[EXERCISE INSTRUCTIONS]: Report every line below that holds the word "Installation".

[GIVEN DATA]:
○ ○ ○ ○ ○
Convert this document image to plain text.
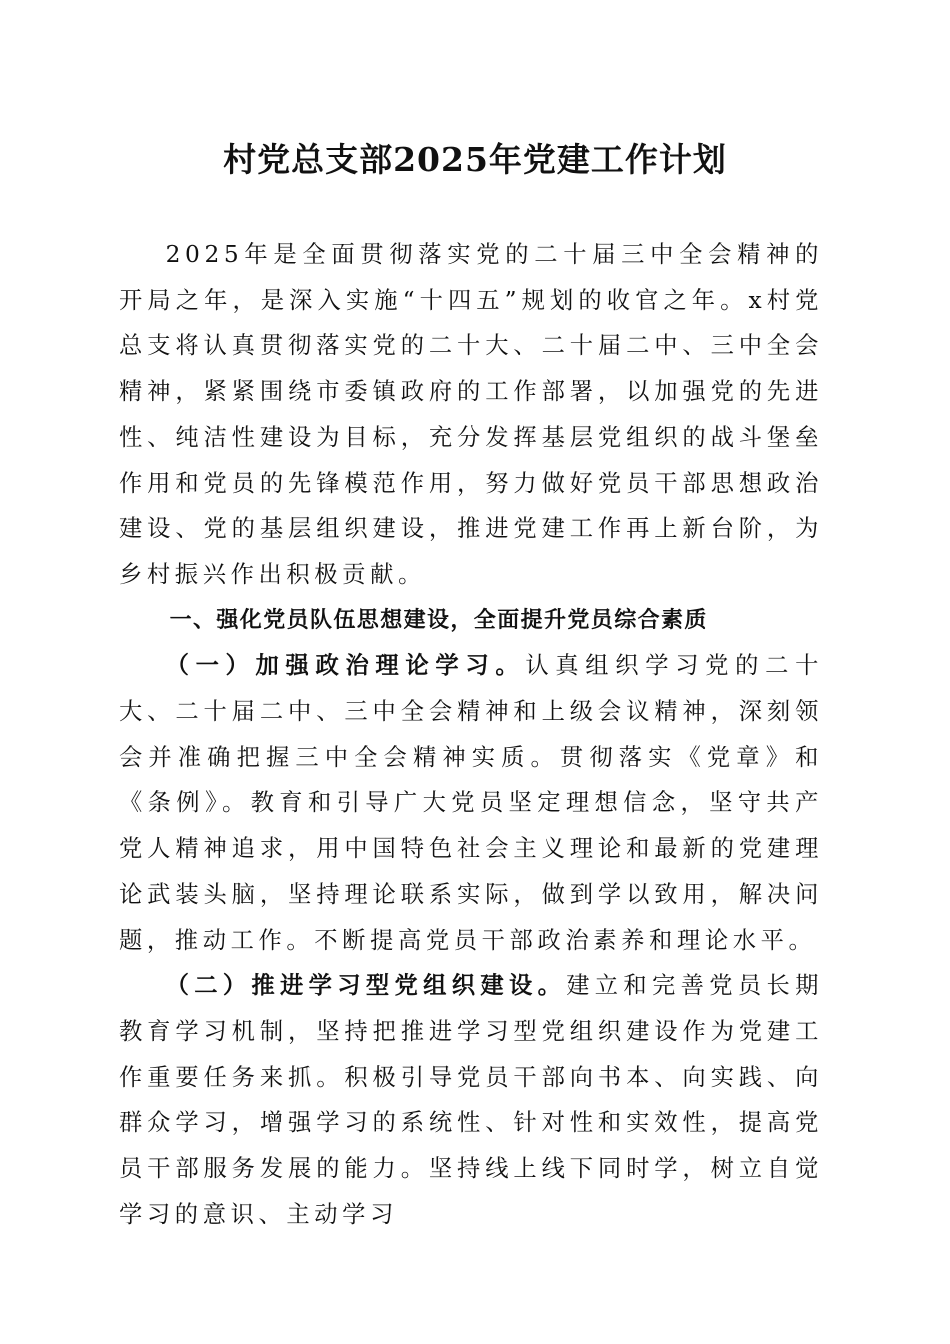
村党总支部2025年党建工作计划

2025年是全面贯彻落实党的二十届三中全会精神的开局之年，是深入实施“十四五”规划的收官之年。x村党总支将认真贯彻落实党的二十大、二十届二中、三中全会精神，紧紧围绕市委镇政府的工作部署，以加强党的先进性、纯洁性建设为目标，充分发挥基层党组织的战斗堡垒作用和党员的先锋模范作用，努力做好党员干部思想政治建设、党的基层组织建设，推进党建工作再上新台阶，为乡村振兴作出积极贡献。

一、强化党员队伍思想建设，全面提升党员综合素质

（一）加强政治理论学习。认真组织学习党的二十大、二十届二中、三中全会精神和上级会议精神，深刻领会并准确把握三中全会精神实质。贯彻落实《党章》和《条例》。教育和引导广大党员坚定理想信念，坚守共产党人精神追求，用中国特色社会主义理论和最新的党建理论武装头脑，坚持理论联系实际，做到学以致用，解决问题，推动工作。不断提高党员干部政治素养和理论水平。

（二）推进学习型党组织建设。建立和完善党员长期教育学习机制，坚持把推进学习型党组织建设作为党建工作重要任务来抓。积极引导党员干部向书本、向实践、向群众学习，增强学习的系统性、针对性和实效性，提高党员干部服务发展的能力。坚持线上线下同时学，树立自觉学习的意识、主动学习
○ ○ ○ ○ ○
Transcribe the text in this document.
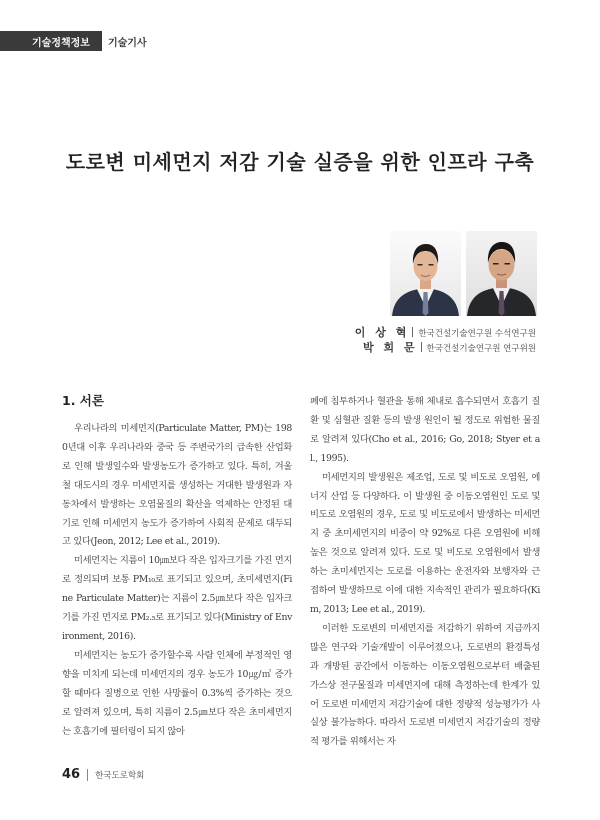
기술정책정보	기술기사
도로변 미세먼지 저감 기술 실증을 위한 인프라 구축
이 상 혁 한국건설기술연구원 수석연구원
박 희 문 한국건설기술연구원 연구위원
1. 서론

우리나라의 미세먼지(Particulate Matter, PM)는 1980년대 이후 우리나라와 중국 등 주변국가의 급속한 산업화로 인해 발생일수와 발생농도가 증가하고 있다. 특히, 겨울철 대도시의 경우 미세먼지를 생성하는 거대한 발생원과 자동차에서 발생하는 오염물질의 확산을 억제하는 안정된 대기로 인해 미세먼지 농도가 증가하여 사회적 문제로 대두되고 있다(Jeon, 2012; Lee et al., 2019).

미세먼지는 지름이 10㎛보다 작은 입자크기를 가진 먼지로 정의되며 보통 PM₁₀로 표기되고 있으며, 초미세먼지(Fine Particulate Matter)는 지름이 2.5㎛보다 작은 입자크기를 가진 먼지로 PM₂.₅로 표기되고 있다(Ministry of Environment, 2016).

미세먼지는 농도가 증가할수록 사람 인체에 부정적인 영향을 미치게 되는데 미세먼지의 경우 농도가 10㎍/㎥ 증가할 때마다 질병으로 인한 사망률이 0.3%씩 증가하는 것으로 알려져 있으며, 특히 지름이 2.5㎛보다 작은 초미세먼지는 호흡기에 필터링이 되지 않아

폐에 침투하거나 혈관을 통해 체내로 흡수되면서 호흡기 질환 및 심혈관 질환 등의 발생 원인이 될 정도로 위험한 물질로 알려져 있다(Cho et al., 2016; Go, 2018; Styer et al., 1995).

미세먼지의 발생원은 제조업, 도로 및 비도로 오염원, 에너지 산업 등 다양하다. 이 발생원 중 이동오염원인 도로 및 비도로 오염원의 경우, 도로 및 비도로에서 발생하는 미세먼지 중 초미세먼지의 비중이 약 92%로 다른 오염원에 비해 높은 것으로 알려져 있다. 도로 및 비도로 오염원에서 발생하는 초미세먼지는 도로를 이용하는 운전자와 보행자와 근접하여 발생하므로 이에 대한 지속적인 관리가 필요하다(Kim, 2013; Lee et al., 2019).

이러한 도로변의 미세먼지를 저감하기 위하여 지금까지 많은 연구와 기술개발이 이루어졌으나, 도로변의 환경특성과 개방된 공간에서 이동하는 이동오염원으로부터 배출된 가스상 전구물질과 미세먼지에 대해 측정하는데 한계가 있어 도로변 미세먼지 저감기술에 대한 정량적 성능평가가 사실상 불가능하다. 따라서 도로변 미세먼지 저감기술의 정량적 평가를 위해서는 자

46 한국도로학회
○ ○ ○ ○ ○
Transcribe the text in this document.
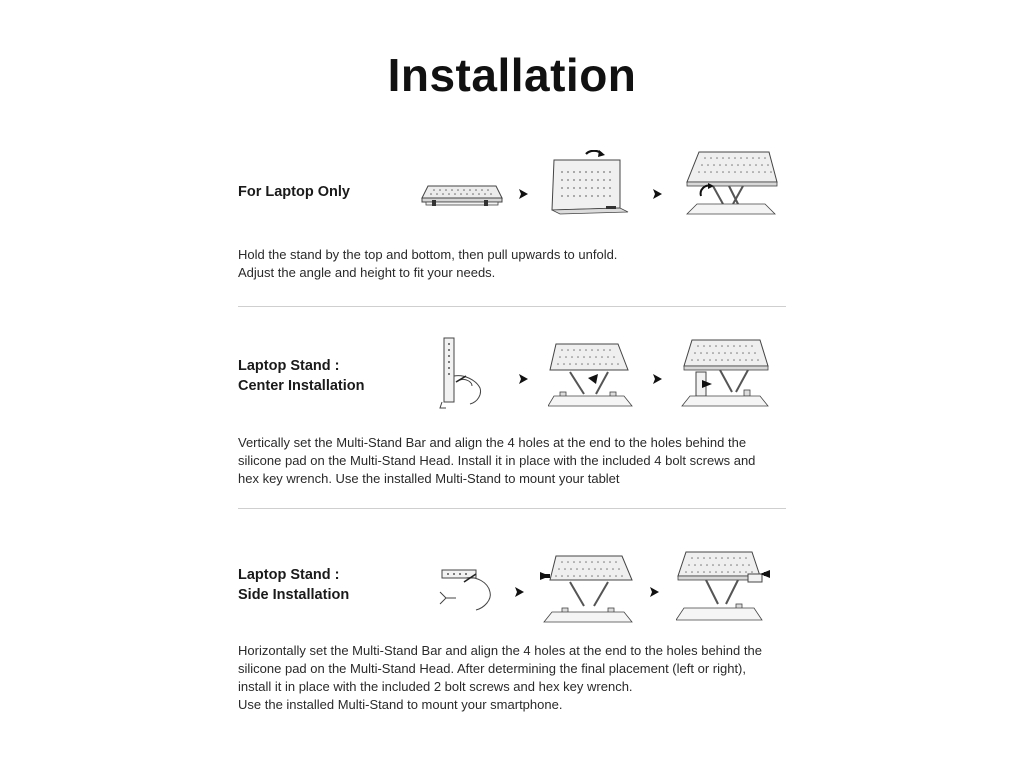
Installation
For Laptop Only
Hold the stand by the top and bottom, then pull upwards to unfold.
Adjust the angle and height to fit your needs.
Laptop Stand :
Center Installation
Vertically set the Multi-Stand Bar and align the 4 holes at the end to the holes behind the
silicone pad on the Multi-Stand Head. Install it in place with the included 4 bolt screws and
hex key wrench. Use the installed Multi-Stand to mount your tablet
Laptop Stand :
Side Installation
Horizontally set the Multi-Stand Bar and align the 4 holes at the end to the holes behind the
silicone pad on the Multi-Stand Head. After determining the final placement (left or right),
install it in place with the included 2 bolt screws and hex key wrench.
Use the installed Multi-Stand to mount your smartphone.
○ ○ ○ ○ ○
[RESULT OF THE TASK]:
Installation
Center Installation
Side Installation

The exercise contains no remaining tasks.